## WHAT TO PRODUCE
What follows is a block of records; reproduce all of it verbatim.

━━━━━ EXTRACTED DATA

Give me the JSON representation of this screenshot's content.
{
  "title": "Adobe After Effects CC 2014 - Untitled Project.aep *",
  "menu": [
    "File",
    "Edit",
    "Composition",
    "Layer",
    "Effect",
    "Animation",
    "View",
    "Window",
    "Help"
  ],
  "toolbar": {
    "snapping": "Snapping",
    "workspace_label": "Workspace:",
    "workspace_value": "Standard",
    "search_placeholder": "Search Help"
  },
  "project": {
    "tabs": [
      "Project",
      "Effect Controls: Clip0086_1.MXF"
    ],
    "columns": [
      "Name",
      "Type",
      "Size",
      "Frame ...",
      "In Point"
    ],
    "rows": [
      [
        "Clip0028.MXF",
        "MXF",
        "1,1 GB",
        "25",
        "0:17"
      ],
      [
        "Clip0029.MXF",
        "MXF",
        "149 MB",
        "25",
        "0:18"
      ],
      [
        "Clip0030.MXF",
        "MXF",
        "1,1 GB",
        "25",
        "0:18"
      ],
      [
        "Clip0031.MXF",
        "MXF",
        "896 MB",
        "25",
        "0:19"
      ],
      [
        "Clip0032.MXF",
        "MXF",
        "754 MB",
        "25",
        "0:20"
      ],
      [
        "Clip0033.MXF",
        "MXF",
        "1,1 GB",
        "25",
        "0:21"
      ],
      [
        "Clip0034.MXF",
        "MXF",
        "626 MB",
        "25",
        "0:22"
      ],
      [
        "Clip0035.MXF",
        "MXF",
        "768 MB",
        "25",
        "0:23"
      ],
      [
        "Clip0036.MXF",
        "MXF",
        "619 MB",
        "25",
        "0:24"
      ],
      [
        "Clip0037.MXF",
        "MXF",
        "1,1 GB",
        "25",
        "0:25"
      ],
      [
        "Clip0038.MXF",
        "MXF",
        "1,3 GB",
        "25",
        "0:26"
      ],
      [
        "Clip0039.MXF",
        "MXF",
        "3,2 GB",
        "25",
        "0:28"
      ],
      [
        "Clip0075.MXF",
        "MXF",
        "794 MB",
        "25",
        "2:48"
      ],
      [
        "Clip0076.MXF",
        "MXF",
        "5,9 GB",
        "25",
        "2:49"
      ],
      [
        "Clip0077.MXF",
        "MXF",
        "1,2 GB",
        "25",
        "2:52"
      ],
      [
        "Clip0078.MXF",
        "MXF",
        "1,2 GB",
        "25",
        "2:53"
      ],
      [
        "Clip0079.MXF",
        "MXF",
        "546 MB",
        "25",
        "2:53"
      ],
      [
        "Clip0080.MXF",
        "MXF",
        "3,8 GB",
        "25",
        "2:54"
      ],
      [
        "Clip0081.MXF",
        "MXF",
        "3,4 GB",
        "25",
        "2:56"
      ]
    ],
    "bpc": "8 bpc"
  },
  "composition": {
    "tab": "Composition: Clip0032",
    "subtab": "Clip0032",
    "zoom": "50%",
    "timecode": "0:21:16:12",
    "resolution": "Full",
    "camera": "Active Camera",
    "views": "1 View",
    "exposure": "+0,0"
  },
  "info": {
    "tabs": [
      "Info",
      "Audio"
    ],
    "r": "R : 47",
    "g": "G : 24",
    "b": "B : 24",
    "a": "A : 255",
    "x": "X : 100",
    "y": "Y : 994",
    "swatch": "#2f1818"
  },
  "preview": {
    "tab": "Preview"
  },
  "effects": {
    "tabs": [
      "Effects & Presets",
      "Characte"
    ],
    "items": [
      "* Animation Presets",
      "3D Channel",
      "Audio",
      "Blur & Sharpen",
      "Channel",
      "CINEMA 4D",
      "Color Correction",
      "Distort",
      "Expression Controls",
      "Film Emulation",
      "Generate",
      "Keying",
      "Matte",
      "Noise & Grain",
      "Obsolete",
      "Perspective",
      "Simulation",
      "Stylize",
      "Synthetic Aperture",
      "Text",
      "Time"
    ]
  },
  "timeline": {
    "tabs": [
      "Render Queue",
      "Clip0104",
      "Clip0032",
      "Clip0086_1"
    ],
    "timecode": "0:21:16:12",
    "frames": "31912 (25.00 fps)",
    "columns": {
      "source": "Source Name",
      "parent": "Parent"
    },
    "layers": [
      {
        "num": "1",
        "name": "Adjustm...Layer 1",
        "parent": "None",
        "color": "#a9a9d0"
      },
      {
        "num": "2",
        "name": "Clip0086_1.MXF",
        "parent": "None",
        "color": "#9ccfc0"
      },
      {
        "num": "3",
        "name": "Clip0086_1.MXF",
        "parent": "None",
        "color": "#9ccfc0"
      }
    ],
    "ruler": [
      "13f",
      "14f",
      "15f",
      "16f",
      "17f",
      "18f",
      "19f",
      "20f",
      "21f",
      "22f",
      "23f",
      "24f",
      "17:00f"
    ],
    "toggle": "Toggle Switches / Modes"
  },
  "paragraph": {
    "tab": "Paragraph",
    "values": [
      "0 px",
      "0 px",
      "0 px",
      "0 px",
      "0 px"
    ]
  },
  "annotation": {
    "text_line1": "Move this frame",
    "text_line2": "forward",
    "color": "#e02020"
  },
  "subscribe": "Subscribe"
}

━━━━━━━━━━

## OUTPUT BELOW
Give me the JSON representation of this screenshot's content.
{
  "title": "Adobe After Effects CC 2014 - Untitled Project.aep *",
  "menu": [
    "File",
    "Edit",
    "Composition",
    "Layer",
    "Effect",
    "Animation",
    "View",
    "Window",
    "Help"
  ],
  "toolbar": {
    "snapping": "Snapping",
    "workspace_label": "Workspace:",
    "workspace_value": "Standard",
    "search_placeholder": "Search Help"
  },
  "project": {
    "tabs": [
      "Project",
      "Effect Controls: Clip0086_1.MXF"
    ],
    "columns": [
      "Name",
      "Type",
      "Size",
      "Frame ...",
      "In Point"
    ],
    "rows": [
      [
        "Clip0028.MXF",
        "MXF",
        "1,1 GB",
        "25",
        "0:17"
      ],
      [
        "Clip0029.MXF",
        "MXF",
        "149 MB",
        "25",
        "0:18"
      ],
      [
        "Clip0030.MXF",
        "MXF",
        "1,1 GB",
        "25",
        "0:18"
      ],
      [
        "Clip0031.MXF",
        "MXF",
        "896 MB",
        "25",
        "0:19"
      ],
      [
        "Clip0032.MXF",
        "MXF",
        "754 MB",
        "25",
        "0:20"
      ],
      [
        "Clip0033.MXF",
        "MXF",
        "1,1 GB",
        "25",
        "0:21"
      ],
      [
        "Clip0034.MXF",
        "MXF",
        "626 MB",
        "25",
        "0:22"
      ],
      [
        "Clip0035.MXF",
        "MXF",
        "768 MB",
        "25",
        "0:23"
      ],
      [
        "Clip0036.MXF",
        "MXF",
        "619 MB",
        "25",
        "0:24"
      ],
      [
        "Clip0037.MXF",
        "MXF",
        "1,1 GB",
        "25",
        "0:25"
      ],
      [
        "Clip0038.MXF",
        "MXF",
        "1,3 GB",
        "25",
        "0:26"
      ],
      [
        "Clip0039.MXF",
        "MXF",
        "3,2 GB",
        "25",
        "0:28"
      ],
      [
        "Clip0075.MXF",
        "MXF",
        "794 MB",
        "25",
        "2:48"
      ],
      [
        "Clip0076.MXF",
        "MXF",
        "5,9 GB",
        "25",
        "2:49"
      ],
      [
        "Clip0077.MXF",
        "MXF",
        "1,2 GB",
        "25",
        "2:52"
      ],
      [
        "Clip0078.MXF",
        "MXF",
        "1,2 GB",
        "25",
        "2:53"
      ],
      [
        "Clip0079.MXF",
        "MXF",
        "546 MB",
        "25",
        "2:53"
      ],
      [
        "Clip0080.MXF",
        "MXF",
        "3,8 GB",
        "25",
        "2:54"
      ],
      [
        "Clip0081.MXF",
        "MXF",
        "3,4 GB",
        "25",
        "2:56"
      ]
    ],
    "bpc": "8 bpc"
  },
  "composition": {
    "tab": "Composition: Clip0032",
    "subtab": "Clip0032",
    "zoom": "50%",
    "timecode": "0:21:16:12",
    "resolution": "Full",
    "camera": "Active Camera",
    "views": "1 View",
    "exposure": "+0,0"
  },
  "info": {
    "tabs": [
      "Info",
      "Audio"
    ],
    "r": "R : 47",
    "g": "G : 24",
    "b": "B : 24",
    "a": "A : 255",
    "x": "X : 100",
    "y": "Y : 994",
    "swatch": "#2f1818"
  },
  "preview": {
    "tab": "Preview"
  },
  "effects": {
    "tabs": [
      "Effects & Presets",
      "Characte"
    ],
    "items": [
      "* Animation Presets",
      "3D Channel",
      "Audio",
      "Blur & Sharpen",
      "Channel",
      "CINEMA 4D",
      "Color Correction",
      "Distort",
      "Expression Controls",
      "Film Emulation",
      "Generate",
      "Keying",
      "Matte",
      "Noise & Grain",
      "Obsolete",
      "Perspective",
      "Simulation",
      "Stylize",
      "Synthetic Aperture",
      "Text",
      "Time"
    ]
  },
  "timeline": {
    "tabs": [
      "Render Queue",
      "Clip0104",
      "Clip0032",
      "Clip0086_1"
    ],
    "timecode": "0:21:16:12",
    "frames": "31912 (25.00 fps)",
    "columns": {
      "source": "Source Name",
      "parent": "Parent"
    },
    "layers": [
      {
        "num": "1",
        "name": "Adjustm...Layer 1",
        "parent": "None",
        "color": "#a9a9d0"
      },
      {
        "num": "2",
        "name": "Clip0086_1.MXF",
        "parent": "None",
        "color": "#9ccfc0"
      },
      {
        "num": "3",
        "name": "Clip0086_1.MXF",
        "parent": "None",
        "color": "#9ccfc0"
      }
    ],
    "ruler": [
      "13f",
      "14f",
      "15f",
      "16f",
      "17f",
      "18f",
      "19f",
      "20f",
      "21f",
      "22f",
      "23f",
      "24f",
      "17:00f"
    ],
    "toggle": "Toggle Switches / Modes"
  },
  "paragraph": {
    "tab": "Paragraph",
    "values": [
      "0 px",
      "0 px",
      "0 px",
      "0 px",
      "0 px"
    ]
  },
  "annotation": {
    "text_line1": "Move this frame",
    "text_line2": "forward",
    "color": "#e02020"
  },
  "subscribe": "Subscribe"
}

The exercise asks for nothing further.